Required task
Each entry must appear again exactly as it does in the source.

[BEGIN]

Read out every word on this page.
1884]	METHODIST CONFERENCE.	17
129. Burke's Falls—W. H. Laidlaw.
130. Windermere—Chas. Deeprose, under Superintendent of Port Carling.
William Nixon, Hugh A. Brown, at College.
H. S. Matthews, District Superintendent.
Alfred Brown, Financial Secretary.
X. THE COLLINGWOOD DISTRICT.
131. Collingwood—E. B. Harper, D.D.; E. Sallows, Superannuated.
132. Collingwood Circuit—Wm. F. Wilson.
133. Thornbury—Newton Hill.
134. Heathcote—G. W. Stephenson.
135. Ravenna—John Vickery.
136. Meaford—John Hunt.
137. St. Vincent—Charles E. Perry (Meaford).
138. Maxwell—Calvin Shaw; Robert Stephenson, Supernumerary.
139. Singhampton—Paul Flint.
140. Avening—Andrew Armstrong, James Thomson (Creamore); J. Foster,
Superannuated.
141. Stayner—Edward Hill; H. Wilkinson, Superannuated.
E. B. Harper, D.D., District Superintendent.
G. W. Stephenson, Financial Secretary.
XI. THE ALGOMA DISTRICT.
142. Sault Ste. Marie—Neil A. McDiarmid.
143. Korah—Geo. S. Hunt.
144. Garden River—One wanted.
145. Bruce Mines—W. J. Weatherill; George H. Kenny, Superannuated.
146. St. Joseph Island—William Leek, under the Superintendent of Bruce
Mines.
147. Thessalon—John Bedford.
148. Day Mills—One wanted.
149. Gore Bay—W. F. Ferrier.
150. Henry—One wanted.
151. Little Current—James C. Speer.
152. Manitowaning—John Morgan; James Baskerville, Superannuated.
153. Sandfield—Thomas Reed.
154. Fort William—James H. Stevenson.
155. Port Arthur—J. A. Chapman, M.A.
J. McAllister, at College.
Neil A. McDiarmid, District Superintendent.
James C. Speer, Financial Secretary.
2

[END]

Task solution
Read out every word on this page.
1884]	METHODIST CONFERENCE.	17
129. Burke's Falls—W. H. Laidlaw.
130. Windermere—Chas. Deeprose, under Superintendent of Port Carling.
William Nixon, Hugh A. Brown, at College.
H. S. Matthews, District Superintendent.
Alfred Brown, Financial Secretary.
X. THE COLLINGWOOD DISTRICT.
131. Collingwood—E. B. Harper, D.D.; E. Sallows, Superannuated.
132. Collingwood Circuit—Wm. F. Wilson.
133. Thornbury—Newton Hill.
134. Heathcote—G. W. Stephenson.
135. Ravenna—John Vickery.
136. Meaford—John Hunt.
137. St. Vincent—Charles E. Perry (Meaford).
138. Maxwell—Calvin Shaw; Robert Stephenson, Supernumerary.
139. Singhampton—Paul Flint.
140. Avening—Andrew Armstrong, James Thomson (Creamore); J. Foster,
Superannuated.
141. Stayner—Edward Hill; H. Wilkinson, Superannuated.
E. B. Harper, D.D., District Superintendent.
G. W. Stephenson, Financial Secretary.
XI. THE ALGOMA DISTRICT.
142. Sault Ste. Marie—Neil A. McDiarmid.
143. Korah—Geo. S. Hunt.
144. Garden River—One wanted.
145. Bruce Mines—W. J. Weatherill; George H. Kenny, Superannuated.
146. St. Joseph Island—William Leek, under the Superintendent of Bruce
Mines.
147. Thessalon—John Bedford.
148. Day Mills—One wanted.
149. Gore Bay—W. F. Ferrier.
150. Henry—One wanted.
151. Little Current—James C. Speer.
152. Manitowaning—John Morgan; James Baskerville, Superannuated.
153. Sandfield—Thomas Reed.
154. Fort William—James H. Stevenson.
155. Port Arthur—J. A. Chapman, M.A.
J. McAllister, at College.
Neil A. McDiarmid, District Superintendent.
James C. Speer, Financial Secretary.
2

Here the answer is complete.